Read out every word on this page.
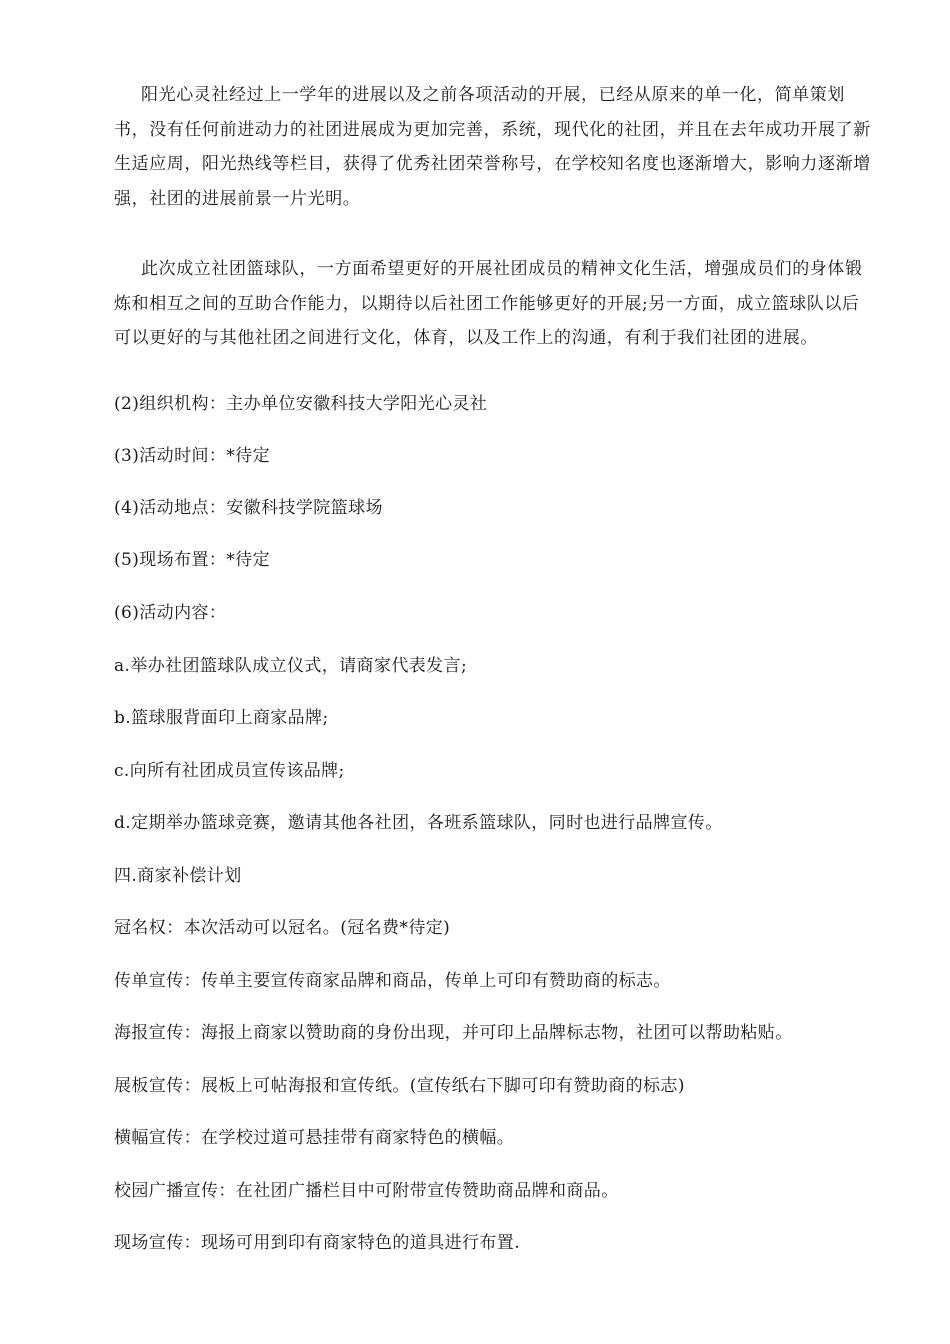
阳光心灵社经过上一学年的进展以及之前各项活动的开展，已经从原来的单一化，简单策划书，没有任何前进动力的社团进展成为更加完善，系统，现代化的社团，并且在去年成功开展了新生适应周，阳光热线等栏目，获得了优秀社团荣誉称号，在学校知名度也逐渐增大，影响力逐渐增强，社团的进展前景一片光明。

此次成立社团篮球队，一方面希望更好的开展社团成员的精神文化生活，增强成员们的身体锻炼和相互之间的互助合作能力，以期待以后社团工作能够更好的开展;另一方面，成立篮球队以后可以更好的与其他社团之间进行文化，体育，以及工作上的沟通，有利于我们社团的进展。

(2)组织机构：主办单位安徽科技大学阳光心灵社

(3)活动时间：*待定

(4)活动地点：安徽科技学院篮球场

(5)现场布置：*待定

(6)活动内容：

a.举办社团篮球队成立仪式，请商家代表发言;

b.篮球服背面印上商家品牌;

c.向所有社团成员宣传该品牌;

d.定期举办篮球竞赛，邀请其他各社团，各班系篮球队，同时也进行品牌宣传。

四.商家补偿计划

冠名权：本次活动可以冠名。(冠名费*待定)

传单宣传：传单主要宣传商家品牌和商品，传单上可印有赞助商的标志。

海报宣传：海报上商家以赞助商的身份出现，并可印上品牌标志物，社团可以帮助粘贴。

展板宣传：展板上可帖海报和宣传纸。(宣传纸右下脚可印有赞助商的标志)

横幅宣传：在学校过道可悬挂带有商家特色的横幅。

校园广播宣传：在社团广播栏目中可附带宣传赞助商品牌和商品。

现场宣传：现场可用到印有商家特色的道具进行布置.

——————

◆ **THE REQUEST**
Give every line back word for word and leave the pictures out.

◆ **ANSWER TO THIS PROBLEM**
Read out every word on this page.
阳光心灵社经过上一学年的进展以及之前各项活动的开展，已经从原来的单一化，简单策划书，没有任何前进动力的社团进展成为更加完善，系统，现代化的社团，并且在去年成功开展了新生适应周，阳光热线等栏目，获得了优秀社团荣誉称号，在学校知名度也逐渐增大，影响力逐渐增强，社团的进展前景一片光明。

此次成立社团篮球队，一方面希望更好的开展社团成员的精神文化生活，增强成员们的身体锻炼和相互之间的互助合作能力，以期待以后社团工作能够更好的开展;另一方面，成立篮球队以后可以更好的与其他社团之间进行文化，体育，以及工作上的沟通，有利于我们社团的进展。

(2)组织机构：主办单位安徽科技大学阳光心灵社

(3)活动时间：*待定

(4)活动地点：安徽科技学院篮球场

(5)现场布置：*待定

(6)活动内容：

a.举办社团篮球队成立仪式，请商家代表发言;

b.篮球服背面印上商家品牌;

c.向所有社团成员宣传该品牌;

d.定期举办篮球竞赛，邀请其他各社团，各班系篮球队，同时也进行品牌宣传。

四.商家补偿计划

冠名权：本次活动可以冠名。(冠名费*待定)

传单宣传：传单主要宣传商家品牌和商品，传单上可印有赞助商的标志。

海报宣传：海报上商家以赞助商的身份出现，并可印上品牌标志物，社团可以帮助粘贴。

展板宣传：展板上可帖海报和宣传纸。(宣传纸右下脚可印有赞助商的标志)

横幅宣传：在学校过道可悬挂带有商家特色的横幅。

校园广播宣传：在社团广播栏目中可附带宣传赞助商品牌和商品。

现场宣传：现场可用到印有商家特色的道具进行布置.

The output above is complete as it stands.